(Given exercise): Leave out the pictures and copy each record below exactly.

________________________________________

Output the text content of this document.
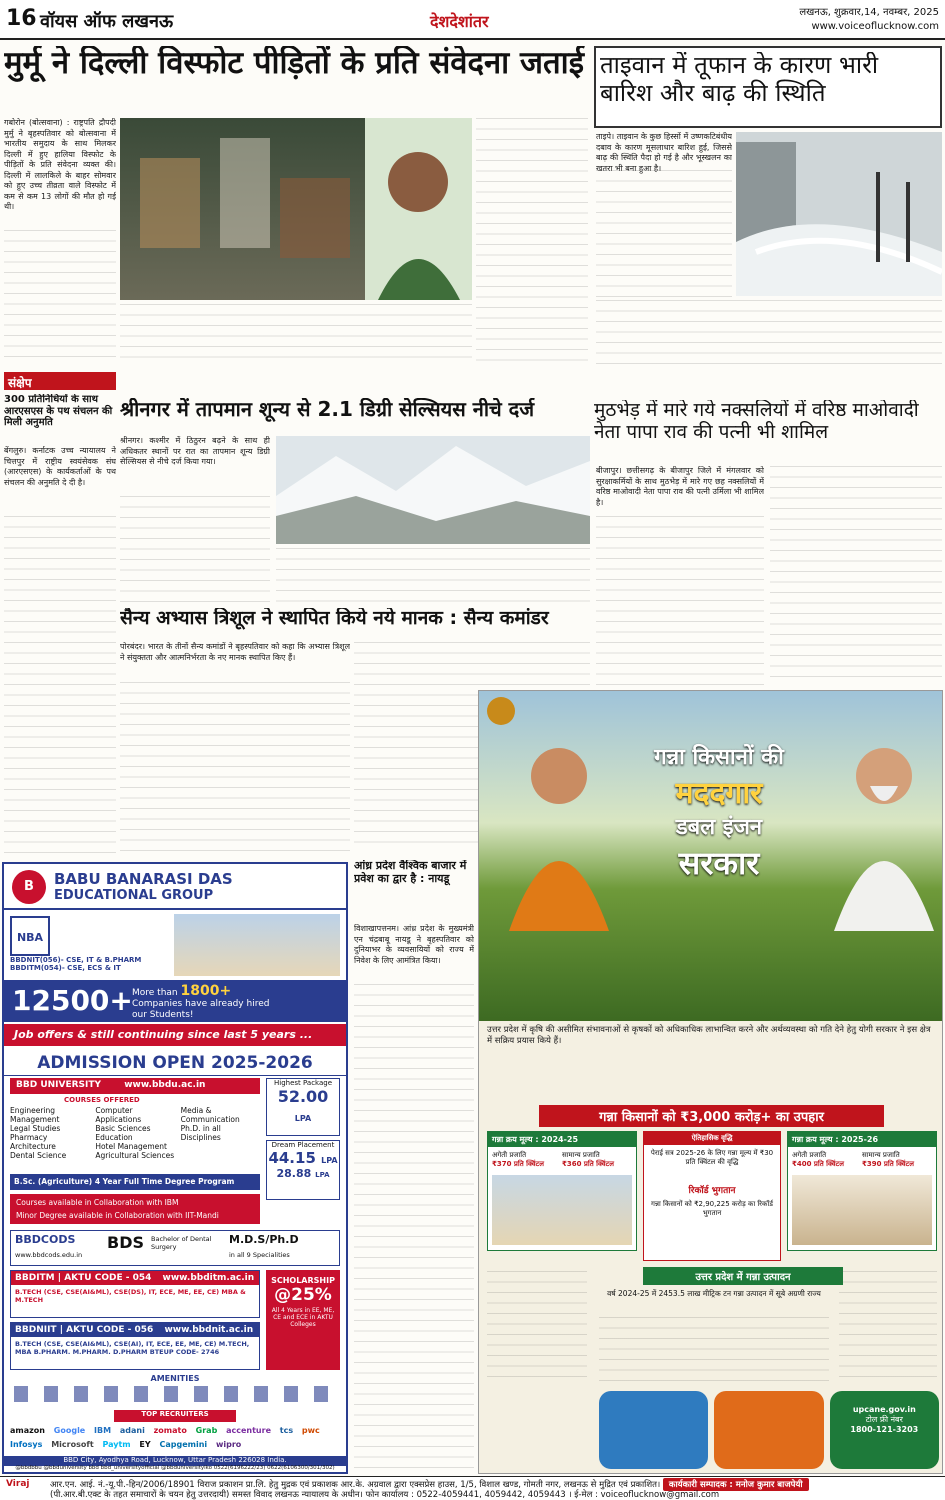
16 वॉयस ऑफ लखनऊ	देशदेशांतर	लखनऊ, शुक्रवार,14, नवम्बर, 2025
www.voiceoflucknow.com
मुर्मू ने दिल्ली विस्फोट पीड़ितों के प्रति संवेदना जताई
गबोरोन (बोत्सवाना) : राष्ट्रपति द्रौपदी मुर्मु ने बृहस्पतिवार को बोत्सवाना में भारतीय समुदाय के साथ मिलकर दिल्ली में हुए हालिया विस्फोट के पीड़ितों के प्रति संवेदना व्यक्त की। दिल्ली में लालकिले के बाहर सोमवार को हुए उच्च तीव्रता वाले विस्फोट में कम से कम 13 लोगों की मौत हो गई थी।
ताइवान में तूफान के कारण भारी बारिश और बाढ़ की स्थिति
ताइपे। ताइवान के कुछ हिस्सों में उष्णकटिबंधीय दबाव के कारण मूसलाधार बारिश हुई, जिससे बाढ़ की स्थिति पैदा हो गई है और भूस्खलन का खतरा भी बना हुआ है।
संक्षेप
300 प्रतिनिधियों के साथ आरएसएस के पथ संचलन की मिली अनुमति
बेंगलुरु। कर्नाटक उच्च न्यायालय ने चित्तपुर में राष्ट्रीय स्वयंसेवक संघ (आरएसएस) के कार्यकर्ताओं के पथ संचलन की अनुमति दे दी है।
श्रीनगर में तापमान शून्य से 2.1 डिग्री सेल्सियस नीचे दर्ज
श्रीनगर। कश्मीर में ठिठुरन बढ़ने के साथ ही अधिकतर स्थानों पर रात का तापमान शून्य डिग्री सेल्सियस से नीचे दर्ज किया गया।
मुठभेड़ में मारे गये नक्सलियों में वरिष्ठ माओवादी नेता पापा राव की पत्नी भी शामिल
बीजापुर। छत्तीसगढ़ के बीजापुर जिले में मंगलवार को सुरक्षाकर्मियों के साथ मुठभेड़ में मारे गए छह नक्सलियों में वरिष्ठ माओवादी नेता पापा राव की पत्नी उर्मिला भी शामिल है।
सैन्य अभ्यास त्रिशूल ने स्थापित किये नये मानक : सैन्य कमांडर
पोरबंदर। भारत के तीनों सैन्य कमांडों ने बृहस्पतिवार को कहा कि अभ्यास त्रिशूल ने संयुक्तता और आत्मनिर्भरता के नए मानक स्थापित किए हैं।
आंध्र प्रदेश वैश्विक बाजार में प्रवेश का द्वार है : नायडू
विशाखापत्तनम। आंध्र प्रदेश के मुख्यमंत्री एन चंद्रबाबू नायडू ने बृहस्पतिवार को दुनियाभर के व्यवसायियों को राज्य में निवेश के लिए आमंत्रित किया।
B	BABU BANARASI DAS
EDUCATIONAL GROUP
NBA
BBDNIT(056)- CSE, IT & B.PHARM
BBDITM(054)- CSE, ECS & IT
12500+ More than 1800+ Companies have already hired our Students!
Job offers & still continuing since last 5 years ...
ADMISSION OPEN 2025-2026
BBD UNIVERSITY	www.bbdu.ac.in
COURSES OFFERED
Engineering
Management
Legal Studies
Pharmacy
Architecture
Dental Science
Computer Applications
Basic Sciences
Education
Hotel Management
Agricultural Sciences
Media & Communication
Ph.D. in all Disciplines
Highest Package
52.00 LPA
Dream Placement
44.15 LPA
28.88 LPA
B.Sc. (Agriculture) 4 Year Full Time Degree Program
Courses available in Collaboration with IBM
Minor Degree available in Collaboration with IIT-Mandi
BBDCODS
www.bbdcods.edu.in
BDS Bachelor of Dental Surgery
M.D.S/Ph.D
in all 9 Specialities
BBDITM | AKTU CODE - 054 www.bbditm.ac.in
B.TECH (CSE, CSE(AI&ML), CSE(DS), IT, ECE, ME, EE, CE) MBA & M.TECH
BBDNIIT | AKTU CODE - 056 www.bbdnit.ac.in
B.TECH (CSE, CSE(AI&ML), CSE(AI), IT, ECE, EE, ME, CE) M.TECH, MBA B.PHARM. M.PHARM. D.PHARM BTEUP CODE- 2746
SCHOLARSHIP
@25%
All 4 Years in EE, ME, CE and ECE in AKTU Colleges
AMENITIES
TOP RECRUITERS
amazon Google IBM adani zomato Grab accenture tcs pwc Infosys Microsoft Paytm EY Capgemini wipro
BBD City, Ayodhya Road, Lucknow, Uttar Pradesh 226028 India.
@bbdbbu @bbduniversity bbd bbd_universityofficial @bbduniversitylko 0522(6196222/23) 0622(6106300/301/302)
गन्ना किसानों की
मददगार
डबल इंजन
सरकार
उत्तर प्रदेश में कृषि की असीमित संभावनाओं से कृषकों को अधिकाधिक लाभान्वित करने और अर्थव्यवस्था को गति देने हेतु योगी सरकार ने इस क्षेत्र में सक्रिय प्रयास किये हैं।
गन्ना किसानों को ₹3,000 करोड़+ का उपहार
गन्ना क्रय मूल्य : 2024-25
अगेती प्रजाति
₹370 प्रति क्विंटल
सामान्य प्रजाति
₹360 प्रति क्विंटल
ऐतिहासिक वृद्धि
पेराई सत्र 2025-26 के लिए गन्ना मूल्य में ₹30 प्रति क्विंटल की वृद्धि
रिकॉर्ड भुगतान
गन्ना किसानों को ₹2,90,225 करोड़ का रिकॉर्ड भुगतान
गन्ना क्रय मूल्य : 2025-26
अगेती प्रजाति
₹400 प्रति क्विंटल
सामान्य प्रजाति
₹390 प्रति क्विंटल
उत्तर प्रदेश में गन्ना उत्पादन
वर्ष 2024-25 में 2453.5 लाख मीट्रिक टन गन्ना उत्पादन में सूबे अग्रणी राज्य
upcane.gov.in
टोल फ्री नंबर
1800-121-3203
Viraj आर.एन. आई. नं.-यू.पी.-हिन/2006/18901 विराज प्रकाशन प्रा.लि. हेतु मुद्रक एवं प्रकाशक आर.के. अग्रवाल द्वारा एक्सप्रेस हाउस, 1/5, विशाल खण्ड, गोमती नगर, लखनऊ से मुद्रित एवं प्रकाशित। कार्यकारी सम्पादक : मनोज कुमार बाजपेयी
(पी.आर.बी.एक्ट के तहत समाचारों के चयन हेतु उत्तरदायी) समस्त विवाद लखनऊ न्यायालय के अधीन। फोन कार्यालय : 0522-4059441, 4059442, 4059443 । ई-मेल : voiceoflucknow@gmail.com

________________________________________

(Task result):
Output the text content of this document.
16 वॉयस ऑफ लखनऊ	देशदेशांतर	लखनऊ, शुक्रवार,14, नवम्बर, 2025
www.voiceoflucknow.com
मुर्मू ने दिल्ली विस्फोट पीड़ितों के प्रति संवेदना जताई
गबोरोन (बोत्सवाना) : राष्ट्रपति द्रौपदी मुर्मु ने बृहस्पतिवार को बोत्सवाना में भारतीय समुदाय के साथ मिलकर दिल्ली में हुए हालिया विस्फोट के पीड़ितों के प्रति संवेदना व्यक्त की। दिल्ली में लालकिले के बाहर सोमवार को हुए उच्च तीव्रता वाले विस्फोट में कम से कम 13 लोगों की मौत हो गई थी।
ताइवान में तूफान के कारण भारी बारिश और बाढ़ की स्थिति
ताइपे। ताइवान के कुछ हिस्सों में उष्णकटिबंधीय दबाव के कारण मूसलाधार बारिश हुई, जिससे बाढ़ की स्थिति पैदा हो गई है और भूस्खलन का खतरा भी बना हुआ है।
संक्षेप
300 प्रतिनिधियों के साथ आरएसएस के पथ संचलन की मिली अनुमति
बेंगलुरु। कर्नाटक उच्च न्यायालय ने चित्तपुर में राष्ट्रीय स्वयंसेवक संघ (आरएसएस) के कार्यकर्ताओं के पथ संचलन की अनुमति दे दी है।
श्रीनगर में तापमान शून्य से 2.1 डिग्री सेल्सियस नीचे दर्ज
श्रीनगर। कश्मीर में ठिठुरन बढ़ने के साथ ही अधिकतर स्थानों पर रात का तापमान शून्य डिग्री सेल्सियस से नीचे दर्ज किया गया।
मुठभेड़ में मारे गये नक्सलियों में वरिष्ठ माओवादी नेता पापा राव की पत्नी भी शामिल
बीजापुर। छत्तीसगढ़ के बीजापुर जिले में मंगलवार को सुरक्षाकर्मियों के साथ मुठभेड़ में मारे गए छह नक्सलियों में वरिष्ठ माओवादी नेता पापा राव की पत्नी उर्मिला भी शामिल है।
सैन्य अभ्यास त्रिशूल ने स्थापित किये नये मानक : सैन्य कमांडर
पोरबंदर। भारत के तीनों सैन्य कमांडों ने बृहस्पतिवार को कहा कि अभ्यास त्रिशूल ने संयुक्तता और आत्मनिर्भरता के नए मानक स्थापित किए हैं।
आंध्र प्रदेश वैश्विक बाजार में प्रवेश का द्वार है : नायडू
विशाखापत्तनम। आंध्र प्रदेश के मुख्यमंत्री एन चंद्रबाबू नायडू ने बृहस्पतिवार को दुनियाभर के व्यवसायियों को राज्य में निवेश के लिए आमंत्रित किया।
B	BABU BANARASI DAS
EDUCATIONAL GROUP
NBA
BBDNIT(056)- CSE, IT & B.PHARM
BBDITM(054)- CSE, ECS & IT
12500+ More than 1800+ Companies have already hired our Students!
Job offers & still continuing since last 5 years ...
ADMISSION OPEN 2025-2026
BBD UNIVERSITY	www.bbdu.ac.in
COURSES OFFERED
Engineering
Management
Legal Studies
Pharmacy
Architecture
Dental Science
Computer Applications
Basic Sciences
Education
Hotel Management
Agricultural Sciences
Media & Communication
Ph.D. in all Disciplines
Highest Package
52.00 LPA
Dream Placement
44.15 LPA
28.88 LPA
B.Sc. (Agriculture) 4 Year Full Time Degree Program
Courses available in Collaboration with IBM
Minor Degree available in Collaboration with IIT-Mandi
BBDCODS
www.bbdcods.edu.in
BDS Bachelor of Dental Surgery
M.D.S/Ph.D
in all 9 Specialities
BBDITM | AKTU CODE - 054 www.bbditm.ac.in
B.TECH (CSE, CSE(AI&ML), CSE(DS), IT, ECE, ME, EE, CE) MBA & M.TECH
BBDNIIT | AKTU CODE - 056 www.bbdnit.ac.in
B.TECH (CSE, CSE(AI&ML), CSE(AI), IT, ECE, EE, ME, CE) M.TECH, MBA B.PHARM. M.PHARM. D.PHARM BTEUP CODE- 2746
SCHOLARSHIP
@25%
All 4 Years in EE, ME, CE and ECE in AKTU Colleges
AMENITIES
TOP RECRUITERS
amazon Google IBM adani zomato Grab accenture tcs pwc Infosys Microsoft Paytm EY Capgemini wipro
BBD City, Ayodhya Road, Lucknow, Uttar Pradesh 226028 India.
@bbdbbu @bbduniversity bbd bbd_universityofficial @bbduniversitylko 0522(6196222/23) 0622(6106300/301/302)
गन्ना किसानों की
मददगार
डबल इंजन
सरकार
उत्तर प्रदेश में कृषि की असीमित संभावनाओं से कृषकों को अधिकाधिक लाभान्वित करने और अर्थव्यवस्था को गति देने हेतु योगी सरकार ने इस क्षेत्र में सक्रिय प्रयास किये हैं।
गन्ना किसानों को ₹3,000 करोड़+ का उपहार
गन्ना क्रय मूल्य : 2024-25
अगेती प्रजाति
₹370 प्रति क्विंटल
सामान्य प्रजाति
₹360 प्रति क्विंटल
ऐतिहासिक वृद्धि
पेराई सत्र 2025-26 के लिए गन्ना मूल्य में ₹30 प्रति क्विंटल की वृद्धि
रिकॉर्ड भुगतान
गन्ना किसानों को ₹2,90,225 करोड़ का रिकॉर्ड भुगतान
गन्ना क्रय मूल्य : 2025-26
अगेती प्रजाति
₹400 प्रति क्विंटल
सामान्य प्रजाति
₹390 प्रति क्विंटल
उत्तर प्रदेश में गन्ना उत्पादन
वर्ष 2024-25 में 2453.5 लाख मीट्रिक टन गन्ना उत्पादन में सूबे अग्रणी राज्य
upcane.gov.in
टोल फ्री नंबर
1800-121-3203
Viraj आर.एन. आई. नं.-यू.पी.-हिन/2006/18901 विराज प्रकाशन प्रा.लि. हेतु मुद्रक एवं प्रकाशक आर.के. अग्रवाल द्वारा एक्सप्रेस हाउस, 1/5, विशाल खण्ड, गोमती नगर, लखनऊ से मुद्रित एवं प्रकाशित। कार्यकारी सम्पादक : मनोज कुमार बाजपेयी
(पी.आर.बी.एक्ट के तहत समाचारों के चयन हेतु उत्तरदायी) समस्त विवाद लखनऊ न्यायालय के अधीन। फोन कार्यालय : 0522-4059441, 4059442, 4059443 । ई-मेल : voiceoflucknow@gmail.com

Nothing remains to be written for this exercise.